* Instructions for the task:
Lines containing the string "title" are to be collected in full.
##########
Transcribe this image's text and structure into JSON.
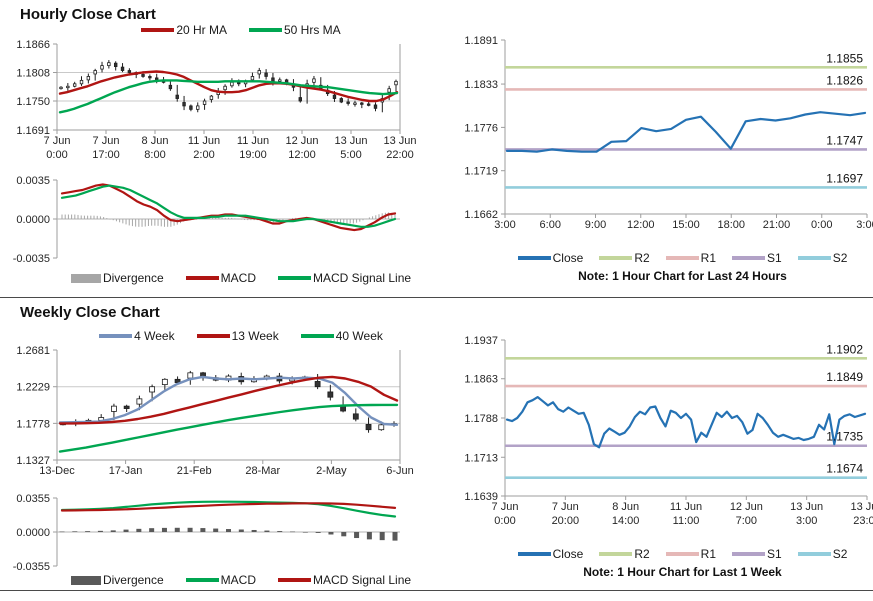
{
  "sections": {
    "hourly": {
      "title": "Hourly Close Chart"
    },
    "weekly": {
      "title": "Weekly Close Chart"
    }
  },
  "colors": {
    "red": "#b01513",
    "green": "#00a651",
    "close_blue": "#2572b4",
    "ma4_blue": "#7691bd",
    "r2": "#c3d69b",
    "r1": "#e5b8b7",
    "s1": "#b2a2c7",
    "s2": "#92cddc",
    "divergence_hourly": "#a6a6a6",
    "divergence_weekly": "#595959"
  },
  "chart_data": [
    {
      "id": "hourly-price",
      "type": "candlestick",
      "ylim": [
        1.1691,
        1.1866
      ],
      "y_ticks": [
        {
          "label": "1.1866",
          "v": 1.1866
        },
        {
          "label": "1.1808",
          "v": 1.1808
        },
        {
          "label": "1.1750",
          "v": 1.175
        },
        {
          "label": "1.1691",
          "v": 1.1691
        }
      ],
      "gridlines": [
        1.1808,
        1.175
      ],
      "x_labels": [
        [
          "7 Jun",
          "0:00"
        ],
        [
          "7 Jun",
          "17:00"
        ],
        [
          "8 Jun",
          "8:00"
        ],
        [
          "11 Jun",
          "2:00"
        ],
        [
          "11 Jun",
          "19:00"
        ],
        [
          "12 Jun",
          "12:00"
        ],
        [
          "13 Jun",
          "5:00"
        ],
        [
          "13 Jun",
          "22:00"
        ]
      ],
      "candle_closes": [
        1.1778,
        1.178,
        1.1785,
        1.1792,
        1.18,
        1.1812,
        1.1822,
        1.1828,
        1.182,
        1.1812,
        1.1808,
        1.1804,
        1.18,
        1.1797,
        1.1793,
        1.1788,
        1.1775,
        1.1755,
        1.174,
        1.1733,
        1.174,
        1.175,
        1.176,
        1.177,
        1.178,
        1.1788,
        1.1785,
        1.179,
        1.18,
        1.1812,
        1.18,
        1.179,
        1.1793,
        1.1788,
        1.1778,
        1.175,
        1.1785,
        1.1795,
        1.1775,
        1.1765,
        1.1755,
        1.1748,
        1.1745,
        1.1746,
        1.1744,
        1.1743,
        1.1735,
        1.1755,
        1.1775,
        1.179
      ],
      "series": [
        {
          "name": "20 Hr MA",
          "color": "#b01513",
          "values": [
            1.1765,
            1.1768,
            1.1772,
            1.1776,
            1.178,
            1.1785,
            1.179,
            1.1794,
            1.1798,
            1.1801,
            1.1804,
            1.1806,
            1.1808,
            1.1809,
            1.181,
            1.1809,
            1.1807,
            1.1804,
            1.1799,
            1.1792,
            1.1785,
            1.1778,
            1.1772,
            1.1769,
            1.1768,
            1.1768,
            1.1769,
            1.1772,
            1.1777,
            1.1782,
            1.1785,
            1.1786,
            1.1786,
            1.1785,
            1.1783,
            1.178,
            1.1777,
            1.1775,
            1.1773,
            1.177,
            1.1766,
            1.1762,
            1.1758,
            1.1755,
            1.1752,
            1.175,
            1.175,
            1.1753,
            1.176,
            1.1768
          ]
        },
        {
          "name": "50 Hrs MA",
          "color": "#00a651",
          "values": [
            1.1727,
            1.173,
            1.1734,
            1.1739,
            1.1744,
            1.175,
            1.1756,
            1.1762,
            1.1768,
            1.1773,
            1.1778,
            1.1782,
            1.1786,
            1.1789,
            1.1791,
            1.1792,
            1.1792,
            1.1792,
            1.1791,
            1.179,
            1.1789,
            1.1789,
            1.1789,
            1.1789,
            1.179,
            1.179,
            1.179,
            1.179,
            1.179,
            1.179,
            1.1789,
            1.1788,
            1.1787,
            1.1786,
            1.1784,
            1.1782,
            1.1781,
            1.178,
            1.1779,
            1.1778,
            1.1776,
            1.1774,
            1.1772,
            1.177,
            1.1768,
            1.1766,
            1.1765,
            1.1764,
            1.1765,
            1.1766
          ]
        }
      ]
    },
    {
      "id": "hourly-macd",
      "type": "macd",
      "ylim": [
        -0.0035,
        0.0035
      ],
      "y_ticks": [
        {
          "label": "0.0035",
          "v": 0.0035
        },
        {
          "label": "0.0000",
          "v": 0.0
        },
        {
          "label": "-0.0035",
          "v": -0.0035
        }
      ],
      "divergence": {
        "name": "Divergence",
        "color": "#a6a6a6"
      },
      "series": [
        {
          "name": "MACD",
          "color": "#b01513",
          "values": [
            0.0023,
            0.0024,
            0.0025,
            0.0026,
            0.0028,
            0.003,
            0.0031,
            0.003,
            0.0027,
            0.0024,
            0.002,
            0.0016,
            0.0013,
            0.0011,
            0.0008,
            0.0003,
            -0.0001,
            -0.0002,
            -0.0001,
            0.0,
            0.0001,
            0.0002,
            0.0003,
            0.0003,
            0.0004,
            0.0004,
            0.0003,
            0.0002,
            0.0001,
            0.0,
            -0.0002,
            -0.0004,
            -0.0004,
            -0.0002,
            -0.0001,
            0.0,
            0.0001,
            0.0,
            -0.0002,
            -0.0004,
            -0.0006,
            -0.0008,
            -0.0009,
            -0.001,
            -0.0009,
            -0.0006,
            -0.0003,
            0.0001,
            0.0004,
            0.0005
          ]
        },
        {
          "name": "MACD Signal Line",
          "color": "#00a651",
          "values": [
            0.0019,
            0.002,
            0.0021,
            0.0023,
            0.0025,
            0.0027,
            0.0029,
            0.003,
            0.0029,
            0.0028,
            0.0026,
            0.0023,
            0.002,
            0.0017,
            0.0014,
            0.001,
            0.0006,
            0.0003,
            0.0001,
            0.0001,
            0.0001,
            0.0001,
            0.0002,
            0.0002,
            0.0003,
            0.0003,
            0.0003,
            0.0003,
            0.0002,
            0.0001,
            0.0,
            -0.0001,
            -0.0002,
            -0.0002,
            -0.0002,
            -0.0001,
            0.0,
            0.0,
            -0.0001,
            -0.0002,
            -0.0003,
            -0.0004,
            -0.0005,
            -0.0006,
            -0.0007,
            -0.0007,
            -0.0006,
            -0.0004,
            -0.0002,
            0.0
          ]
        }
      ]
    },
    {
      "id": "hourly-pivot",
      "type": "line",
      "ylim": [
        1.1662,
        1.1891
      ],
      "y_ticks": [
        {
          "label": "1.1891",
          "v": 1.1891
        },
        {
          "label": "1.1833",
          "v": 1.1833
        },
        {
          "label": "1.1776",
          "v": 1.1776
        },
        {
          "label": "1.1719",
          "v": 1.1719
        },
        {
          "label": "1.1662",
          "v": 1.1662
        }
      ],
      "x_labels": [
        "3:00",
        "6:00",
        "9:00",
        "12:00",
        "15:00",
        "18:00",
        "21:00",
        "0:00",
        "3:00"
      ],
      "series": [
        {
          "name": "Close",
          "color": "#2572b4",
          "values": [
            1.1745,
            1.1745,
            1.1744,
            1.1747,
            1.1745,
            1.1744,
            1.1744,
            1.1757,
            1.1758,
            1.1775,
            1.1771,
            1.1774,
            1.1786,
            1.179,
            1.177,
            1.1748,
            1.1784,
            1.1787,
            1.1785,
            1.1788,
            1.1793,
            1.1796,
            1.1794,
            1.1792,
            1.1795
          ]
        }
      ],
      "levels": [
        {
          "name": "R2",
          "label": "1.1855",
          "v": 1.1855,
          "color": "#c3d69b"
        },
        {
          "name": "R1",
          "label": "1.1826",
          "v": 1.1826,
          "color": "#e5b8b7"
        },
        {
          "name": "S1",
          "label": "1.1747",
          "v": 1.1747,
          "color": "#b2a2c7"
        },
        {
          "name": "S2",
          "label": "1.1697",
          "v": 1.1697,
          "color": "#92cddc"
        }
      ],
      "note": "Note: 1 Hour Chart for Last 24 Hours"
    },
    {
      "id": "weekly-price",
      "type": "candlestick",
      "ylim": [
        1.1327,
        1.2681
      ],
      "y_ticks": [
        {
          "label": "1.2681",
          "v": 1.2681
        },
        {
          "label": "1.2229",
          "v": 1.2229
        },
        {
          "label": "1.1778",
          "v": 1.1778
        },
        {
          "label": "1.1327",
          "v": 1.1327
        }
      ],
      "gridlines": [
        1.2229,
        1.1778
      ],
      "x_labels": [
        "13-Dec",
        "17-Jan",
        "21-Feb",
        "28-Mar",
        "2-May",
        "6-Jun"
      ],
      "candle_closes": [
        1.1778,
        1.1795,
        1.1815,
        1.185,
        1.199,
        1.196,
        1.208,
        1.2229,
        1.232,
        1.228,
        1.24,
        1.234,
        1.231,
        1.236,
        1.229,
        1.233,
        1.236,
        1.23,
        1.233,
        1.235,
        1.2229,
        1.21,
        1.193,
        1.183,
        1.17,
        1.176,
        1.1775
      ],
      "series": [
        {
          "name": "4 Week",
          "color": "#7691bd",
          "values": [
            1.179,
            1.1792,
            1.1795,
            1.18,
            1.183,
            1.188,
            1.195,
            1.206,
            1.217,
            1.226,
            1.232,
            1.235,
            1.233,
            1.232,
            1.233,
            1.232,
            1.233,
            1.234,
            1.233,
            1.234,
            1.233,
            1.228,
            1.215,
            1.199,
            1.185,
            1.177,
            1.176
          ]
        },
        {
          "name": "13 Week",
          "color": "#b01513",
          "values": [
            1.1778,
            1.1778,
            1.178,
            1.1785,
            1.1795,
            1.181,
            1.1832,
            1.186,
            1.1895,
            1.1935,
            1.1975,
            1.2015,
            1.2055,
            1.2095,
            1.2135,
            1.2175,
            1.2215,
            1.225,
            1.2285,
            1.2315,
            1.234,
            1.235,
            1.233,
            1.229,
            1.223,
            1.213,
            1.206
          ]
        },
        {
          "name": "40 Week",
          "color": "#00a651",
          "values": [
            1.143,
            1.1455,
            1.148,
            1.151,
            1.154,
            1.1572,
            1.1604,
            1.1636,
            1.1668,
            1.17,
            1.173,
            1.176,
            1.179,
            1.1818,
            1.1845,
            1.187,
            1.1895,
            1.1918,
            1.194,
            1.196,
            1.1978,
            1.199,
            1.1998,
            1.2002,
            1.2004,
            1.2005,
            1.2005
          ]
        }
      ]
    },
    {
      "id": "weekly-macd",
      "type": "macd",
      "ylim": [
        -0.0355,
        0.0355
      ],
      "y_ticks": [
        {
          "label": "0.0355",
          "v": 0.0355
        },
        {
          "label": "0.0000",
          "v": 0.0
        },
        {
          "label": "-0.0355",
          "v": -0.0355
        }
      ],
      "divergence": {
        "name": "Divergence",
        "color": "#595959"
      },
      "series": [
        {
          "name": "MACD",
          "color": "#00a651",
          "values": [
            0.023,
            0.0233,
            0.0237,
            0.0242,
            0.025,
            0.0262,
            0.0275,
            0.0288,
            0.0298,
            0.0306,
            0.0312,
            0.0315,
            0.0316,
            0.0316,
            0.0315,
            0.0313,
            0.031,
            0.0307,
            0.0304,
            0.03,
            0.029,
            0.0272,
            0.0248,
            0.0222,
            0.0198,
            0.0178,
            0.0162
          ]
        },
        {
          "name": "MACD Signal Line",
          "color": "#b01513",
          "values": [
            0.0225,
            0.0226,
            0.0228,
            0.023,
            0.0233,
            0.0237,
            0.0242,
            0.0248,
            0.0255,
            0.0262,
            0.0268,
            0.0274,
            0.028,
            0.0285,
            0.0289,
            0.0292,
            0.0295,
            0.0297,
            0.0299,
            0.03,
            0.03,
            0.0298,
            0.0293,
            0.0285,
            0.0275,
            0.0263,
            0.0252
          ]
        }
      ]
    },
    {
      "id": "weekly-pivot",
      "type": "line",
      "ylim": [
        1.1639,
        1.1937
      ],
      "y_ticks": [
        {
          "label": "1.1937",
          "v": 1.1937
        },
        {
          "label": "1.1863",
          "v": 1.1863
        },
        {
          "label": "1.1788",
          "v": 1.1788
        },
        {
          "label": "1.1713",
          "v": 1.1713
        },
        {
          "label": "1.1639",
          "v": 1.1639
        }
      ],
      "x_labels": [
        [
          "7 Jun",
          "0:00"
        ],
        [
          "7 Jun",
          "20:00"
        ],
        [
          "8 Jun",
          "14:00"
        ],
        [
          "11 Jun",
          "11:00"
        ],
        [
          "12 Jun",
          "7:00"
        ],
        [
          "13 Jun",
          "3:00"
        ],
        [
          "13 Jun",
          "23:00"
        ]
      ],
      "series": [
        {
          "name": "Close",
          "color": "#2572b4",
          "values": [
            1.1785,
            1.1782,
            1.1788,
            1.18,
            1.1818,
            1.1822,
            1.1828,
            1.182,
            1.1812,
            1.1818,
            1.1805,
            1.18,
            1.1808,
            1.1802,
            1.1796,
            1.1798,
            1.1775,
            1.1738,
            1.1732,
            1.1758,
            1.1768,
            1.1762,
            1.1756,
            1.176,
            1.1772,
            1.179,
            1.18,
            1.1795,
            1.1808,
            1.181,
            1.1788,
            1.1772,
            1.1802,
            1.1798,
            1.1788,
            1.1796,
            1.1785,
            1.1742,
            1.176,
            1.1752,
            1.1775,
            1.1798,
            1.179,
            1.18,
            1.1788,
            1.1792,
            1.178,
            1.1758,
            1.1765,
            1.1796,
            1.1788,
            1.1775,
            1.176,
            1.1752,
            1.1756,
            1.1752,
            1.1748,
            1.175,
            1.1746,
            1.1748,
            1.1752,
            1.1775,
            1.1766,
            1.1795,
            1.1738,
            1.1785,
            1.1792,
            1.1795,
            1.179,
            1.1793,
            1.1796
          ]
        }
      ],
      "levels": [
        {
          "name": "R2",
          "label": "1.1902",
          "v": 1.1902,
          "color": "#c3d69b"
        },
        {
          "name": "R1",
          "label": "1.1849",
          "v": 1.1849,
          "color": "#e5b8b7"
        },
        {
          "name": "S1",
          "label": "1.1735",
          "v": 1.1735,
          "color": "#b2a2c7"
        },
        {
          "name": "S2",
          "label": "1.1674",
          "v": 1.1674,
          "color": "#92cddc"
        }
      ],
      "note": "Note: 1 Hour Chart for Last 1 Week"
    }
  ]
}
##########
* Response to the exercise:
      "title": "Hourly Close Chart"
      "title": "Weekly Close Chart"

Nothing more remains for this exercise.